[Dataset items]
==========
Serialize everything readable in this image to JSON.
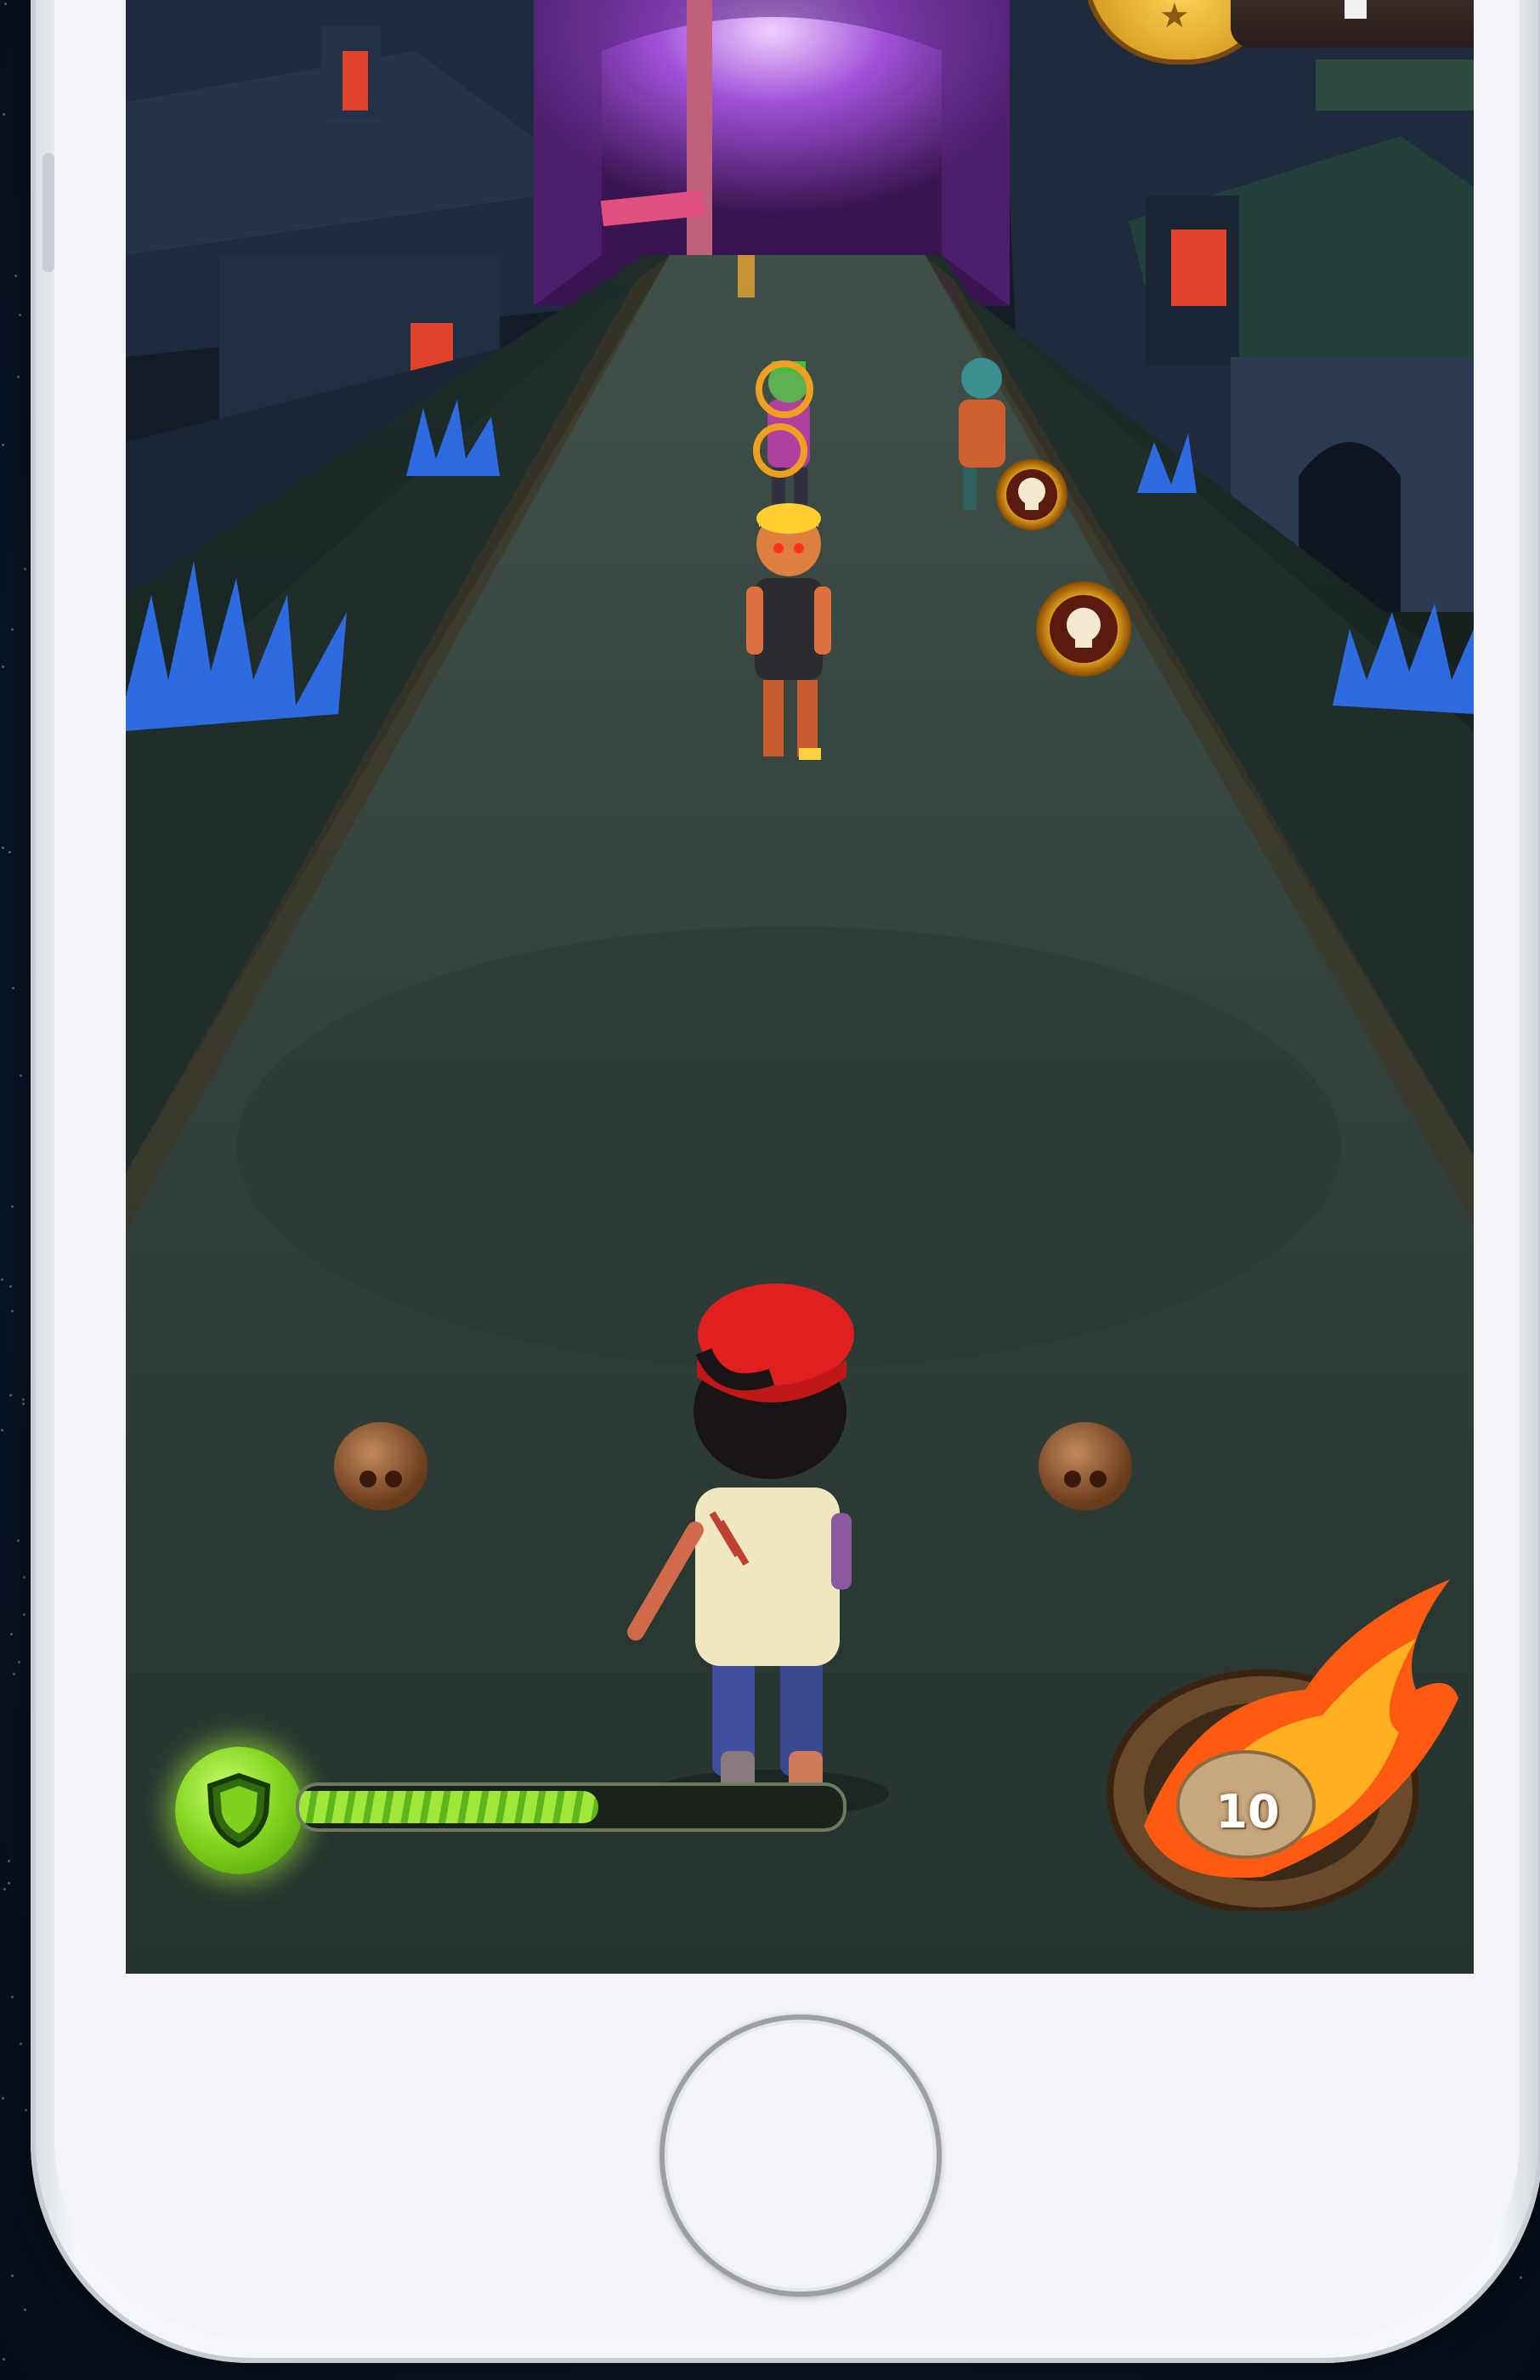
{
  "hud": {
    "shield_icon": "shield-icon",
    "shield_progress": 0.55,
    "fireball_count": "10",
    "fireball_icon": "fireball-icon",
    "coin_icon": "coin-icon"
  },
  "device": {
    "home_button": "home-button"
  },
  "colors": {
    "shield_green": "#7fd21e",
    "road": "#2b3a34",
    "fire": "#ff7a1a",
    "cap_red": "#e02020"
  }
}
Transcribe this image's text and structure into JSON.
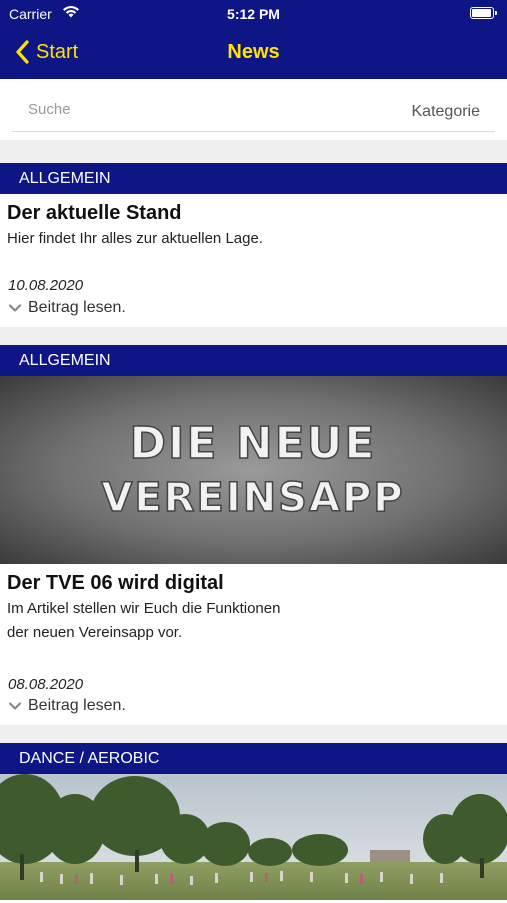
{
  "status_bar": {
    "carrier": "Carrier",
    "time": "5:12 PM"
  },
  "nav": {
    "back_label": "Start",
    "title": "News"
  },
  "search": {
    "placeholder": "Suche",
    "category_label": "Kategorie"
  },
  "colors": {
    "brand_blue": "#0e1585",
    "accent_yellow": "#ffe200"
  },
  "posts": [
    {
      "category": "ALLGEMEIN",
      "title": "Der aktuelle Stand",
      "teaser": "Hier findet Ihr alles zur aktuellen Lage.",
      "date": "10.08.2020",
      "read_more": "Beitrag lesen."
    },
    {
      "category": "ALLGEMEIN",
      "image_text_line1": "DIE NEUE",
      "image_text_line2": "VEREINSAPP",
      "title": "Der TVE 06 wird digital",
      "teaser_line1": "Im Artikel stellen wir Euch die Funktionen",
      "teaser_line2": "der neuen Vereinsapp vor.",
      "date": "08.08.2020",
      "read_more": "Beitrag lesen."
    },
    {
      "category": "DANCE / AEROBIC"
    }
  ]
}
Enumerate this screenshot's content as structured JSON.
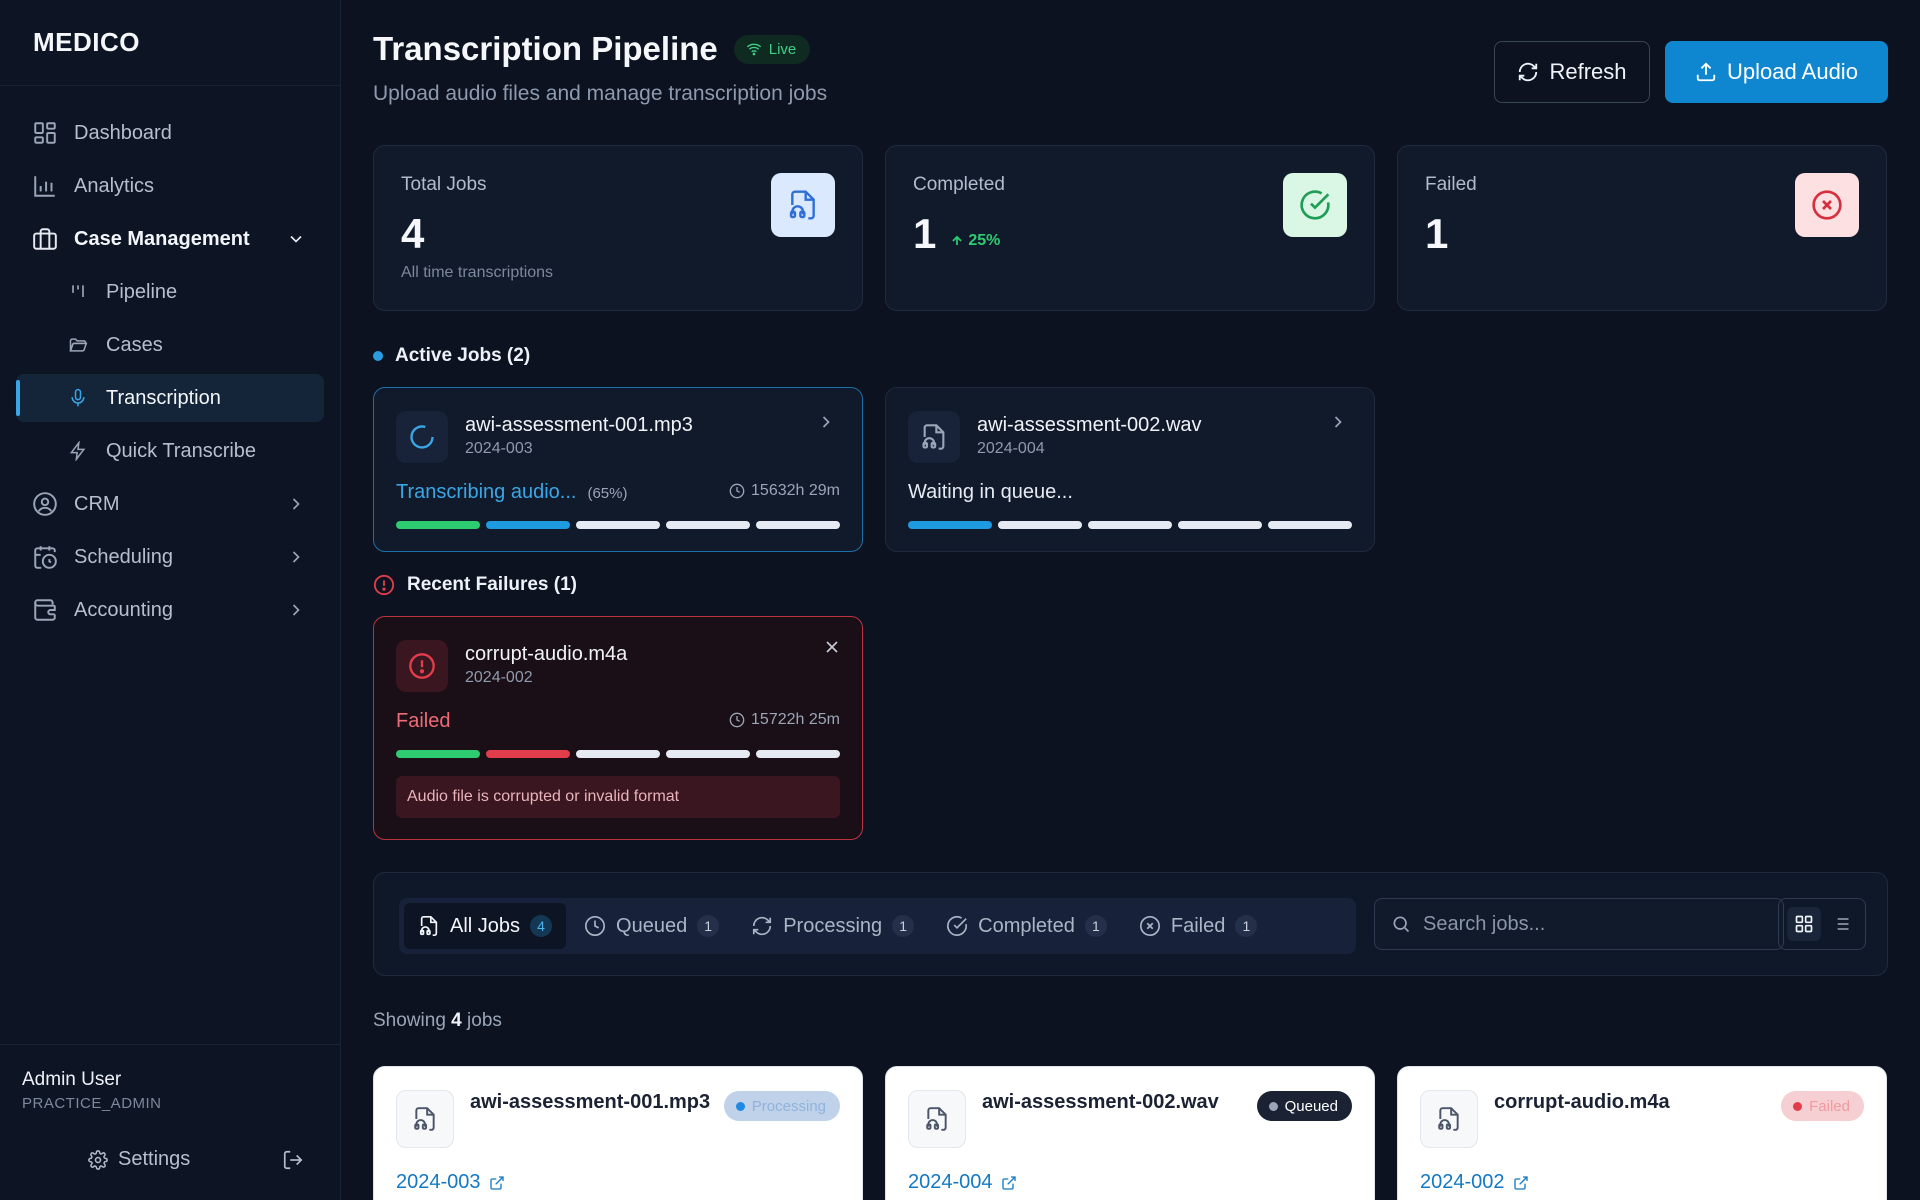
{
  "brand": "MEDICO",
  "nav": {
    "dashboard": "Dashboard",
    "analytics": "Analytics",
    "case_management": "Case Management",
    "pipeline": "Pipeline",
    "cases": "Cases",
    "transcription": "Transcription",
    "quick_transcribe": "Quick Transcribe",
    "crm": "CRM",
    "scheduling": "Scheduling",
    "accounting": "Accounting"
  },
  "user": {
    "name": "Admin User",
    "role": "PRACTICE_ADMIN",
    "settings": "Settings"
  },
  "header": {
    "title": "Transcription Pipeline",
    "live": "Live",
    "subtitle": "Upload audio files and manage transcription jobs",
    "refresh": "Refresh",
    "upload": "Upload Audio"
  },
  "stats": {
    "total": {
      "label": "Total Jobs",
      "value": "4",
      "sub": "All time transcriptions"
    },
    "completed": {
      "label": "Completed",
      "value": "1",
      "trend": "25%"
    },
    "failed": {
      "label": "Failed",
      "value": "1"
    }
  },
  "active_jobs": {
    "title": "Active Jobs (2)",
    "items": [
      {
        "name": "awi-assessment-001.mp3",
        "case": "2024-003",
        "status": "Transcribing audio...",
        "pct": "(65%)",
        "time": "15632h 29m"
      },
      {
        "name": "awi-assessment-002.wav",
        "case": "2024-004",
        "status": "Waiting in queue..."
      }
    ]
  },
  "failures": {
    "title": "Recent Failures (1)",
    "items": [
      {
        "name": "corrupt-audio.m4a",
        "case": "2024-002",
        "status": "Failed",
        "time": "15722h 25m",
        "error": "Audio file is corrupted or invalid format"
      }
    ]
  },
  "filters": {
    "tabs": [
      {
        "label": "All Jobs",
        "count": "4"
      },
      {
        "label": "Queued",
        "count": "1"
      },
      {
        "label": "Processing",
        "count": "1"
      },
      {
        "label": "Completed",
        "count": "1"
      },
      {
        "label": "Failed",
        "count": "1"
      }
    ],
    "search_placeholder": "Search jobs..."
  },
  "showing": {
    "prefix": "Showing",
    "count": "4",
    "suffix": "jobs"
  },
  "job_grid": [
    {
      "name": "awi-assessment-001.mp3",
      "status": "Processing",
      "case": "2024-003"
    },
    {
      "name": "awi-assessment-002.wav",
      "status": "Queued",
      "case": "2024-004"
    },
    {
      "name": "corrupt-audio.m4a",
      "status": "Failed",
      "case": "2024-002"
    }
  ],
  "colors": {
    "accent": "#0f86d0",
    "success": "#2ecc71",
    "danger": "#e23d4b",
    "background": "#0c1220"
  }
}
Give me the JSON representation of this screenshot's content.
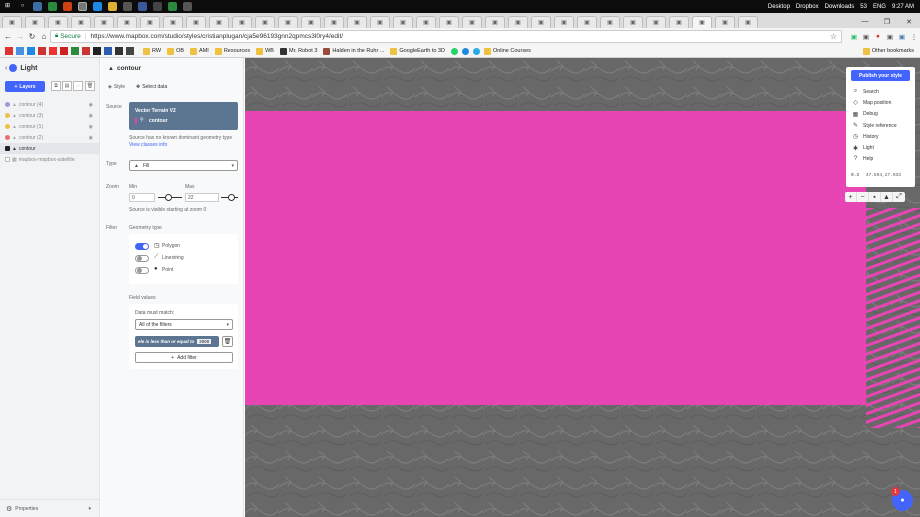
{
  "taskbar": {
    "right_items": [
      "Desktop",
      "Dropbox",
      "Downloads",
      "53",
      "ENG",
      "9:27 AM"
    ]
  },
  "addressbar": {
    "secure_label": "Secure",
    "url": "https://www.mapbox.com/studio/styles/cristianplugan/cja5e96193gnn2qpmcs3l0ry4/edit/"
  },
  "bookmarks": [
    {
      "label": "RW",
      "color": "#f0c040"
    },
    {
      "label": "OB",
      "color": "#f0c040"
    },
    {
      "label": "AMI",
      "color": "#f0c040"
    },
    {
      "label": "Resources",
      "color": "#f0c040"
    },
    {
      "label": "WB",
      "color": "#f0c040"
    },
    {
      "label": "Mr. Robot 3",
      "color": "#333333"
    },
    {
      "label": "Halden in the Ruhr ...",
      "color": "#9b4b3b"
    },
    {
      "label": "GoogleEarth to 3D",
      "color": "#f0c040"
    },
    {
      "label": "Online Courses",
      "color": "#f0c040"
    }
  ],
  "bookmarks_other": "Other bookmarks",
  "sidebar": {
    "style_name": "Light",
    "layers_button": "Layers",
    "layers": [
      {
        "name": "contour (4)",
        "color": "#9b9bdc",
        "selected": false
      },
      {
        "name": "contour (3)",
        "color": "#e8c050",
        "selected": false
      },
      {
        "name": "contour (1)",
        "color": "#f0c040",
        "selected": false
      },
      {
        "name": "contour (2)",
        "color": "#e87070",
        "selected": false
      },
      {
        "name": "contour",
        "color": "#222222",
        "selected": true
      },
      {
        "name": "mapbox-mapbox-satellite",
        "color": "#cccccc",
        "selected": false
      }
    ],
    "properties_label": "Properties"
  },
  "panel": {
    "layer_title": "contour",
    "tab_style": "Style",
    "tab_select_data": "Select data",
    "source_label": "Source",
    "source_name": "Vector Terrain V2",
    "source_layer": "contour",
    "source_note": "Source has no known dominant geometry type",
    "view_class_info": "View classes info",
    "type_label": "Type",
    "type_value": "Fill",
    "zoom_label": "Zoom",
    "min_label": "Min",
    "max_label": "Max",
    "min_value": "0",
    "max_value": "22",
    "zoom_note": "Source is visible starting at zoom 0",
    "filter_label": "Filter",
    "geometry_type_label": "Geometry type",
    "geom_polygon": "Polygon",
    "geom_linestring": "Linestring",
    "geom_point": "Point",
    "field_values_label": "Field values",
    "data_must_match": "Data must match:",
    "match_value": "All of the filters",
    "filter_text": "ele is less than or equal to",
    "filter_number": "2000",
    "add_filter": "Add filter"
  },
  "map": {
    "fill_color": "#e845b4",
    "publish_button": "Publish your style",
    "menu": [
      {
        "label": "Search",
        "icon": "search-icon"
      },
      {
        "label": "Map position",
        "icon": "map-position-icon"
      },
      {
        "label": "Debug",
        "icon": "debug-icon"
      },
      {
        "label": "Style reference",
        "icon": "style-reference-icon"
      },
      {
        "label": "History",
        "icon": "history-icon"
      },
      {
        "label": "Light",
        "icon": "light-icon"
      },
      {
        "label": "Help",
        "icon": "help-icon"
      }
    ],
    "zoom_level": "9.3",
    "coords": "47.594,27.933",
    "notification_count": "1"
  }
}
==========
Requirements: From the entries, report each line that includes the word "Pipeline".

The answer:
    "pipeline": "Pipeline",
    "title": "Transcription Pipeline",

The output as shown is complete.